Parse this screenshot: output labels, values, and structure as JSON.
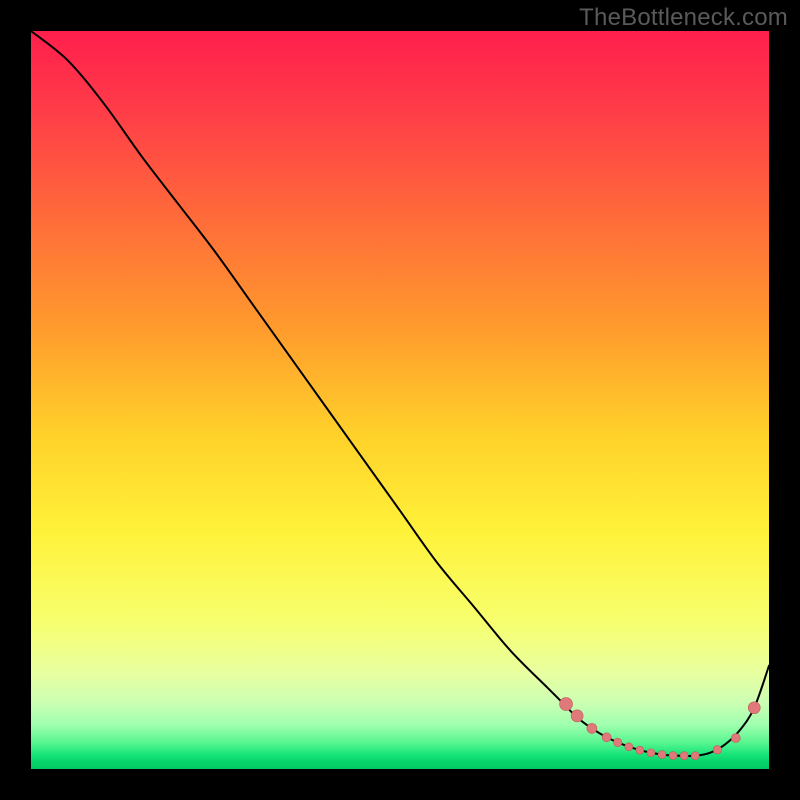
{
  "watermark": "TheBottleneck.com",
  "colors": {
    "curve_stroke": "#000000",
    "dot_fill": "#e07a7a",
    "dot_stroke": "#c45858",
    "background_top": "#ff1f4c",
    "background_bottom": "#02c862"
  },
  "chart_data": {
    "type": "line",
    "title": "",
    "xlabel": "",
    "ylabel": "",
    "xlim": [
      0,
      100
    ],
    "ylim": [
      0,
      100
    ],
    "origin_note": "greens (low y) at bottom, reds (high y) at top",
    "series": [
      {
        "name": "bottleneck-curve",
        "x": [
          0,
          5,
          10,
          15,
          20,
          25,
          30,
          35,
          40,
          45,
          50,
          55,
          60,
          65,
          70,
          72,
          74,
          76,
          78,
          80,
          82,
          84,
          86,
          88,
          90,
          92,
          94,
          96,
          98,
          100
        ],
        "y": [
          100,
          96,
          90,
          83,
          76.5,
          70,
          63,
          56,
          49,
          42,
          35,
          28,
          22,
          16,
          11,
          9,
          7,
          5.5,
          4.3,
          3.4,
          2.7,
          2.2,
          1.9,
          1.8,
          1.8,
          2.2,
          3.3,
          5.2,
          8.3,
          14
        ]
      }
    ],
    "markers": {
      "name": "highlight-dots",
      "x": [
        72.5,
        74,
        76,
        78,
        79.5,
        81,
        82.5,
        84,
        85.5,
        87,
        88.5,
        90,
        93,
        95.5,
        98
      ],
      "y": [
        8.8,
        7.2,
        5.5,
        4.3,
        3.6,
        3.0,
        2.55,
        2.2,
        1.95,
        1.82,
        1.8,
        1.8,
        2.6,
        4.2,
        8.3
      ],
      "size": [
        6.5,
        6,
        5,
        4.5,
        4.2,
        4,
        4,
        4,
        4,
        4,
        4,
        4,
        4.2,
        4.5,
        6
      ]
    }
  }
}
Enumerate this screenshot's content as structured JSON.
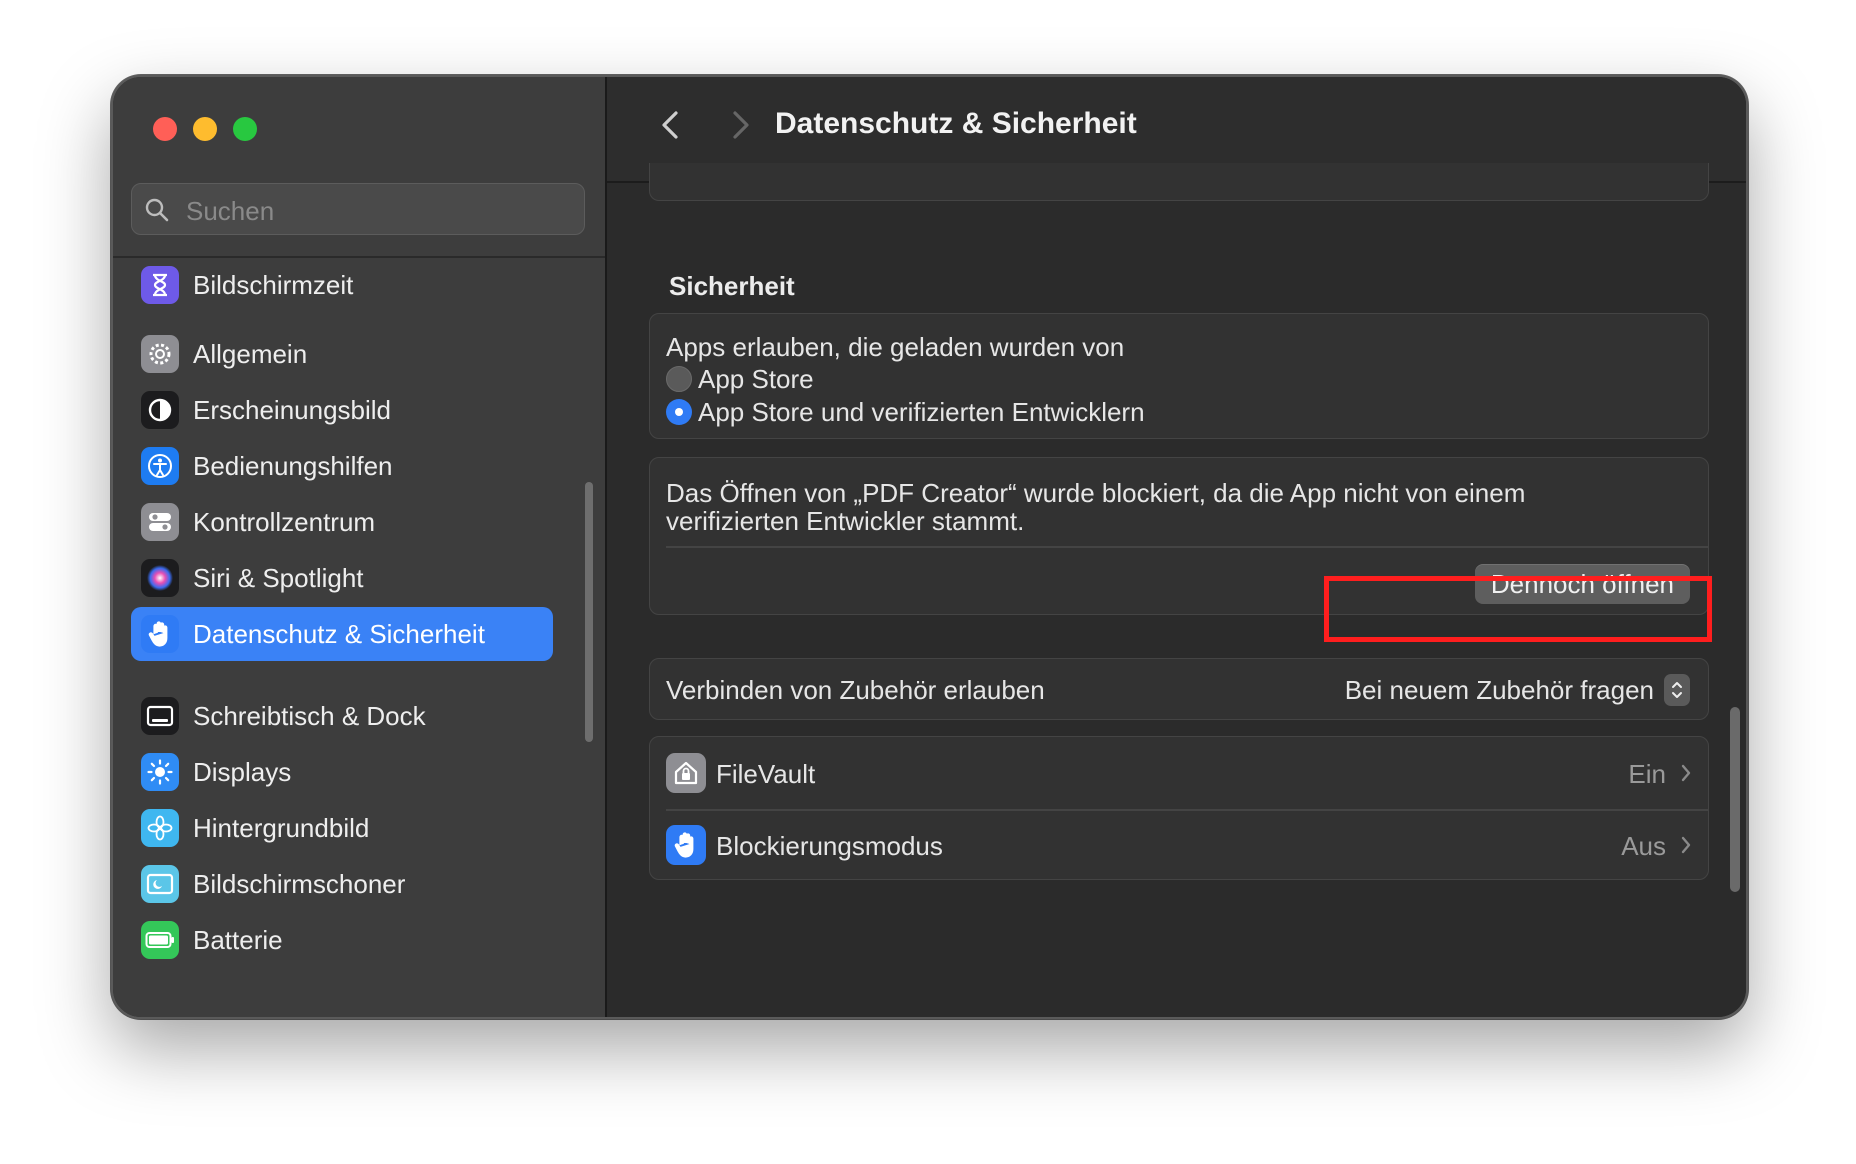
{
  "window": {
    "title": "Datenschutz & Sicherheit"
  },
  "sidebar": {
    "search_placeholder": "Suchen",
    "items": [
      {
        "label": "Bildschirmzeit",
        "icon": "hourglass-icon",
        "color": "#6e5ae8"
      },
      {
        "label": "Allgemein",
        "icon": "gear-icon",
        "color": "#8e8e93"
      },
      {
        "label": "Erscheinungsbild",
        "icon": "appearance-icon",
        "color": "#1c1c1e"
      },
      {
        "label": "Bedienungshilfen",
        "icon": "accessibility-icon",
        "color": "#1e7cf2"
      },
      {
        "label": "Kontrollzentrum",
        "icon": "toggles-icon",
        "color": "#8e8e93"
      },
      {
        "label": "Siri & Spotlight",
        "icon": "siri-icon",
        "color": "#7b3fe4"
      },
      {
        "label": "Datenschutz & Sicherheit",
        "icon": "hand-icon",
        "color": "#2f7bf5",
        "selected": true
      },
      {
        "label": "Schreibtisch & Dock",
        "icon": "dock-icon",
        "color": "#1c1c1e"
      },
      {
        "label": "Displays",
        "icon": "sun-icon",
        "color": "#2f8cf5"
      },
      {
        "label": "Hintergrundbild",
        "icon": "flower-icon",
        "color": "#3fb7f0"
      },
      {
        "label": "Bildschirmschoner",
        "icon": "screensaver-icon",
        "color": "#5bc6e8"
      },
      {
        "label": "Batterie",
        "icon": "battery-icon",
        "color": "#34c759"
      }
    ]
  },
  "main": {
    "section_title": "Sicherheit",
    "apps_allowed": {
      "heading": "Apps erlauben, die geladen wurden von",
      "options": [
        {
          "label": "App Store",
          "selected": false
        },
        {
          "label": "App Store und verifizierten Entwicklern",
          "selected": true
        }
      ]
    },
    "blocked": {
      "line1": "Das Öffnen von „PDF Creator“ wurde blockiert, da die App nicht von einem",
      "line2": "verifizierten Entwickler stammt.",
      "button": "Dennoch öffnen"
    },
    "accessories": {
      "label": "Verbinden von Zubehör erlauben",
      "value": "Bei neuem Zubehör fragen"
    },
    "rows": [
      {
        "label": "FileVault",
        "value": "Ein",
        "icon": "house-lock-icon"
      },
      {
        "label": "Blockierungsmodus",
        "value": "Aus",
        "icon": "hand-icon"
      }
    ]
  },
  "colors": {
    "accent": "#3a82f6",
    "highlight": "#ff1e1e"
  }
}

### [Directions]
Strip out the pictures and quote the remaining data word for word.

### [Task response]
Parse this screenshot: output labels, values, and structure as JSON.
{
  "watermark": "TheBottleneck.com",
  "colors": {
    "curve_stroke": "#000000",
    "dot_fill": "#e07a7a",
    "dot_stroke": "#c45858",
    "background_top": "#ff1f4c",
    "background_bottom": "#02c862"
  },
  "chart_data": {
    "type": "line",
    "title": "",
    "xlabel": "",
    "ylabel": "",
    "xlim": [
      0,
      100
    ],
    "ylim": [
      0,
      100
    ],
    "origin_note": "greens (low y) at bottom, reds (high y) at top",
    "series": [
      {
        "name": "bottleneck-curve",
        "x": [
          0,
          5,
          10,
          15,
          20,
          25,
          30,
          35,
          40,
          45,
          50,
          55,
          60,
          65,
          70,
          72,
          74,
          76,
          78,
          80,
          82,
          84,
          86,
          88,
          90,
          92,
          94,
          96,
          98,
          100
        ],
        "y": [
          100,
          96,
          90,
          83,
          76.5,
          70,
          63,
          56,
          49,
          42,
          35,
          28,
          22,
          16,
          11,
          9,
          7,
          5.5,
          4.3,
          3.4,
          2.7,
          2.2,
          1.9,
          1.8,
          1.8,
          2.2,
          3.3,
          5.2,
          8.3,
          14
        ]
      }
    ],
    "markers": {
      "name": "highlight-dots",
      "x": [
        72.5,
        74,
        76,
        78,
        79.5,
        81,
        82.5,
        84,
        85.5,
        87,
        88.5,
        90,
        93,
        95.5,
        98
      ],
      "y": [
        8.8,
        7.2,
        5.5,
        4.3,
        3.6,
        3.0,
        2.55,
        2.2,
        1.95,
        1.82,
        1.8,
        1.8,
        2.6,
        4.2,
        8.3
      ],
      "size": [
        6.5,
        6,
        5,
        4.5,
        4.2,
        4,
        4,
        4,
        4,
        4,
        4,
        4,
        4.2,
        4.5,
        6
      ]
    }
  }
}
Enumerate this screenshot's content as structured JSON.
{
  "window": {
    "title": "Datenschutz & Sicherheit"
  },
  "sidebar": {
    "search_placeholder": "Suchen",
    "items": [
      {
        "label": "Bildschirmzeit",
        "icon": "hourglass-icon",
        "color": "#6e5ae8"
      },
      {
        "label": "Allgemein",
        "icon": "gear-icon",
        "color": "#8e8e93"
      },
      {
        "label": "Erscheinungsbild",
        "icon": "appearance-icon",
        "color": "#1c1c1e"
      },
      {
        "label": "Bedienungshilfen",
        "icon": "accessibility-icon",
        "color": "#1e7cf2"
      },
      {
        "label": "Kontrollzentrum",
        "icon": "toggles-icon",
        "color": "#8e8e93"
      },
      {
        "label": "Siri & Spotlight",
        "icon": "siri-icon",
        "color": "#7b3fe4"
      },
      {
        "label": "Datenschutz & Sicherheit",
        "icon": "hand-icon",
        "color": "#2f7bf5",
        "selected": true
      },
      {
        "label": "Schreibtisch & Dock",
        "icon": "dock-icon",
        "color": "#1c1c1e"
      },
      {
        "label": "Displays",
        "icon": "sun-icon",
        "color": "#2f8cf5"
      },
      {
        "label": "Hintergrundbild",
        "icon": "flower-icon",
        "color": "#3fb7f0"
      },
      {
        "label": "Bildschirmschoner",
        "icon": "screensaver-icon",
        "color": "#5bc6e8"
      },
      {
        "label": "Batterie",
        "icon": "battery-icon",
        "color": "#34c759"
      }
    ]
  },
  "main": {
    "section_title": "Sicherheit",
    "apps_allowed": {
      "heading": "Apps erlauben, die geladen wurden von",
      "options": [
        {
          "label": "App Store",
          "selected": false
        },
        {
          "label": "App Store und verifizierten Entwicklern",
          "selected": true
        }
      ]
    },
    "blocked": {
      "line1": "Das Öffnen von „PDF Creator“ wurde blockiert, da die App nicht von einem",
      "line2": "verifizierten Entwickler stammt.",
      "button": "Dennoch öffnen"
    },
    "accessories": {
      "label": "Verbinden von Zubehör erlauben",
      "value": "Bei neuem Zubehör fragen"
    },
    "rows": [
      {
        "label": "FileVault",
        "value": "Ein",
        "icon": "house-lock-icon"
      },
      {
        "label": "Blockierungsmodus",
        "value": "Aus",
        "icon": "hand-icon"
      }
    ]
  },
  "colors": {
    "accent": "#3a82f6",
    "highlight": "#ff1e1e"
  }
}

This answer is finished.